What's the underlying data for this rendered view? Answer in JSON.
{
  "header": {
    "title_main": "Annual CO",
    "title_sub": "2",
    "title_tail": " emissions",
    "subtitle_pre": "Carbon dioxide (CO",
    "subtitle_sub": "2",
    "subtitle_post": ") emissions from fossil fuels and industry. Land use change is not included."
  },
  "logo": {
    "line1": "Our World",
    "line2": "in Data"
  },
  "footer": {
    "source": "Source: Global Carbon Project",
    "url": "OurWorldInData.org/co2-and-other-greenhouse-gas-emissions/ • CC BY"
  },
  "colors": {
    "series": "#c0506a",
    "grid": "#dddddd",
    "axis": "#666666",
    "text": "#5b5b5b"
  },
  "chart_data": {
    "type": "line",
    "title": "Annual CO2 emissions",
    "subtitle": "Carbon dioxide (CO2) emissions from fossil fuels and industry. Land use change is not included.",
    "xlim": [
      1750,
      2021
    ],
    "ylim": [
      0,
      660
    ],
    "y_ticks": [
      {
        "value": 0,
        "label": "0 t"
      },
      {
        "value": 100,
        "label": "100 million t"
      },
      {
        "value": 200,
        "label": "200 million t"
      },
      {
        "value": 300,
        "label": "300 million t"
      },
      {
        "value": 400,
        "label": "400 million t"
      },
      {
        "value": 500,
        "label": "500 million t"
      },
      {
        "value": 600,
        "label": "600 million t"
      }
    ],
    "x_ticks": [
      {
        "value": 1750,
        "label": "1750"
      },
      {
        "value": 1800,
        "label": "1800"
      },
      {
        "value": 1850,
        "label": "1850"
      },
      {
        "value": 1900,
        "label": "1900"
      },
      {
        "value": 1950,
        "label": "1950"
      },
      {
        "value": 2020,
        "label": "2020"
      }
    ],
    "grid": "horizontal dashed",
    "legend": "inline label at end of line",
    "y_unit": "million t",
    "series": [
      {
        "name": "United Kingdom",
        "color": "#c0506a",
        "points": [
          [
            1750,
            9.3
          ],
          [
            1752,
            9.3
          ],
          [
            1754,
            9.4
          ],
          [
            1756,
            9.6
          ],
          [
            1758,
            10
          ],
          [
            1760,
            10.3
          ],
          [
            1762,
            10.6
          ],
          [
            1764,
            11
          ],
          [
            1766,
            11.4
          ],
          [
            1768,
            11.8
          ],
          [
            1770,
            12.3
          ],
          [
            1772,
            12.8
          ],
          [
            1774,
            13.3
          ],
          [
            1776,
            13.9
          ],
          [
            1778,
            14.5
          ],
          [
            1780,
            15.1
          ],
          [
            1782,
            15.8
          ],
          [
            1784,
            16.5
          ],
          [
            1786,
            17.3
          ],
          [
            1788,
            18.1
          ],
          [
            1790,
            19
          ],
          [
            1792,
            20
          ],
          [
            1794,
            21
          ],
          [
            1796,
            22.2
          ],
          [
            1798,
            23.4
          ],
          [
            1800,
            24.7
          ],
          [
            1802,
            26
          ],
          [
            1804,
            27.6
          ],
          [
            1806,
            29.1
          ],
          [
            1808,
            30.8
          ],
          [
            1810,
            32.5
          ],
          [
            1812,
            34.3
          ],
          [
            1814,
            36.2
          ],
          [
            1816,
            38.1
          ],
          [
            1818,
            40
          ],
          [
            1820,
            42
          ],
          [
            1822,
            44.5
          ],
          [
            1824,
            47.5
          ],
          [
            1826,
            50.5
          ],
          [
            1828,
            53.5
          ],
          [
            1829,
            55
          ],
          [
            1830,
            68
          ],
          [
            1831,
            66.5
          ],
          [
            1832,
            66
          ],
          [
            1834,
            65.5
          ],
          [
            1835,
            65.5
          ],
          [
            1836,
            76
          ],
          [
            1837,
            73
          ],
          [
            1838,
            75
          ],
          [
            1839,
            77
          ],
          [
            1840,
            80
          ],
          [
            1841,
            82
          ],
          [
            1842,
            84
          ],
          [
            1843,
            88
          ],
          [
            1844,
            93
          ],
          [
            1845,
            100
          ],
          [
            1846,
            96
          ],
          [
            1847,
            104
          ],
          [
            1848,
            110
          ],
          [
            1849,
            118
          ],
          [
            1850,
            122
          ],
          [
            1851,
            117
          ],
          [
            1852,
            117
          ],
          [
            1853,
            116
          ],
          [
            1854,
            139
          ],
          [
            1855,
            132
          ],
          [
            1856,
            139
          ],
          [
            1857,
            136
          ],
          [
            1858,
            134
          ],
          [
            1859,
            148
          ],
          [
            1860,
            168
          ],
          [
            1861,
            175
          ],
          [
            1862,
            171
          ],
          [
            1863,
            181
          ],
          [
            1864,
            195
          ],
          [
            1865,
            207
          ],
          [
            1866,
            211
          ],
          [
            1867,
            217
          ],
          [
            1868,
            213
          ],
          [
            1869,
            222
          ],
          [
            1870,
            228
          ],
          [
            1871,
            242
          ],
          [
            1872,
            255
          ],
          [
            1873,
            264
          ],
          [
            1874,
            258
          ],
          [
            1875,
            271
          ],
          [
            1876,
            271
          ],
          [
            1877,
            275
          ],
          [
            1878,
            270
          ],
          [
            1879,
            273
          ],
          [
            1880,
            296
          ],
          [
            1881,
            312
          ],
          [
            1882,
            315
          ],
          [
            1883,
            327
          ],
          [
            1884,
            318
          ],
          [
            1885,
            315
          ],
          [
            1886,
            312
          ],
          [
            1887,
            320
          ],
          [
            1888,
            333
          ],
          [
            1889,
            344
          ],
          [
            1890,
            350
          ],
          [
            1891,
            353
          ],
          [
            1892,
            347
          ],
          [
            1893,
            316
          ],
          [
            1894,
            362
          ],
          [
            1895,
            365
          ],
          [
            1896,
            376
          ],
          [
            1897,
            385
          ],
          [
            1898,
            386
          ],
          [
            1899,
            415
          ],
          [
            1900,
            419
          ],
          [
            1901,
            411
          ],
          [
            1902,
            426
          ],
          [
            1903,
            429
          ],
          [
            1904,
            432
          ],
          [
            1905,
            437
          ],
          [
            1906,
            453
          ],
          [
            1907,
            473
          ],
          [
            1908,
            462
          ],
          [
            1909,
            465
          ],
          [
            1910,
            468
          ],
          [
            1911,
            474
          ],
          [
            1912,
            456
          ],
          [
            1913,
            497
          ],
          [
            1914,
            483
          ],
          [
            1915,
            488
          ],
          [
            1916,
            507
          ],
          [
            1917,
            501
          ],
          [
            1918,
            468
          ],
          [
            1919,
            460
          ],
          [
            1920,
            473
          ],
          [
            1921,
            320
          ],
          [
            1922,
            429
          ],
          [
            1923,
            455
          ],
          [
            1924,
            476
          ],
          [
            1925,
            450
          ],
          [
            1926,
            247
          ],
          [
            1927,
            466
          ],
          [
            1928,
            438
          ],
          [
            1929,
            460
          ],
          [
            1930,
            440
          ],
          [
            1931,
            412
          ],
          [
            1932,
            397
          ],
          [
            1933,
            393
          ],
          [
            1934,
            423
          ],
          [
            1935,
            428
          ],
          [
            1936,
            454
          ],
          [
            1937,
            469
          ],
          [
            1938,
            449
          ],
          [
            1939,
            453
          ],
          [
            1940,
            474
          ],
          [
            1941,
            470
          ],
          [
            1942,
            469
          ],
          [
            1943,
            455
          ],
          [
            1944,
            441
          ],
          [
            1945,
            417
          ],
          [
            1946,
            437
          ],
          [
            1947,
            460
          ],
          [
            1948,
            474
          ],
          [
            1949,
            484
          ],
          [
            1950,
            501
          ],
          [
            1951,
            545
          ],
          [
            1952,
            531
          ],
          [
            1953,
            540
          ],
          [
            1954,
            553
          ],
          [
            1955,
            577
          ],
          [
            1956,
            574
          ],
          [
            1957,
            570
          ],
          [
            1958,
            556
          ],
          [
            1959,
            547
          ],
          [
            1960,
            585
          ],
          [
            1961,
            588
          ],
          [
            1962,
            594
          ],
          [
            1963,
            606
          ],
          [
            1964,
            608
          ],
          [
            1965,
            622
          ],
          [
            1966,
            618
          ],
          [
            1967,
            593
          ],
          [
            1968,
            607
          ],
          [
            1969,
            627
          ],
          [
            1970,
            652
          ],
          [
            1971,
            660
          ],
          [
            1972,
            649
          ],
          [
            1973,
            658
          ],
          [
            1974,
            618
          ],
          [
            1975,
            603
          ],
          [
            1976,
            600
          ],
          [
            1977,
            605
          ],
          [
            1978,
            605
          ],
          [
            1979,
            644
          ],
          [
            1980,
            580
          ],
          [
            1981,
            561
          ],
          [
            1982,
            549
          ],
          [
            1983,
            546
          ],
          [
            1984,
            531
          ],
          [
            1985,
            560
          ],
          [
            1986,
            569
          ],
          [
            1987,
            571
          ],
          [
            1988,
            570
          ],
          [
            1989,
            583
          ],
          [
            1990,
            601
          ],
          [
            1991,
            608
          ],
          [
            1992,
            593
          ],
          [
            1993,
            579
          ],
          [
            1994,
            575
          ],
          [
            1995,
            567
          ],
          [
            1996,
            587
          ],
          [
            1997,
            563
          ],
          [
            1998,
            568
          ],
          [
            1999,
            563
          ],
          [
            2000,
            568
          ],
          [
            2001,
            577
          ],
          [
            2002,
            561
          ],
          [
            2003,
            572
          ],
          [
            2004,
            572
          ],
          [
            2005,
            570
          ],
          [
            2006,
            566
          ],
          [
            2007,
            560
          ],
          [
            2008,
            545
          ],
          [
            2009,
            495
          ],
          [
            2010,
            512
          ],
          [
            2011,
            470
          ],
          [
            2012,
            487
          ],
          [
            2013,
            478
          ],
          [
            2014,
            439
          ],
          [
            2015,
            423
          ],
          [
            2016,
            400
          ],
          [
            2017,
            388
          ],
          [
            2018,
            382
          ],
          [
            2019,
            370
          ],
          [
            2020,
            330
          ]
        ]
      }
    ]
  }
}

Set exercise — Only the count is needed: the number of lines in the data that include the word "fossil".

Expected answer — 2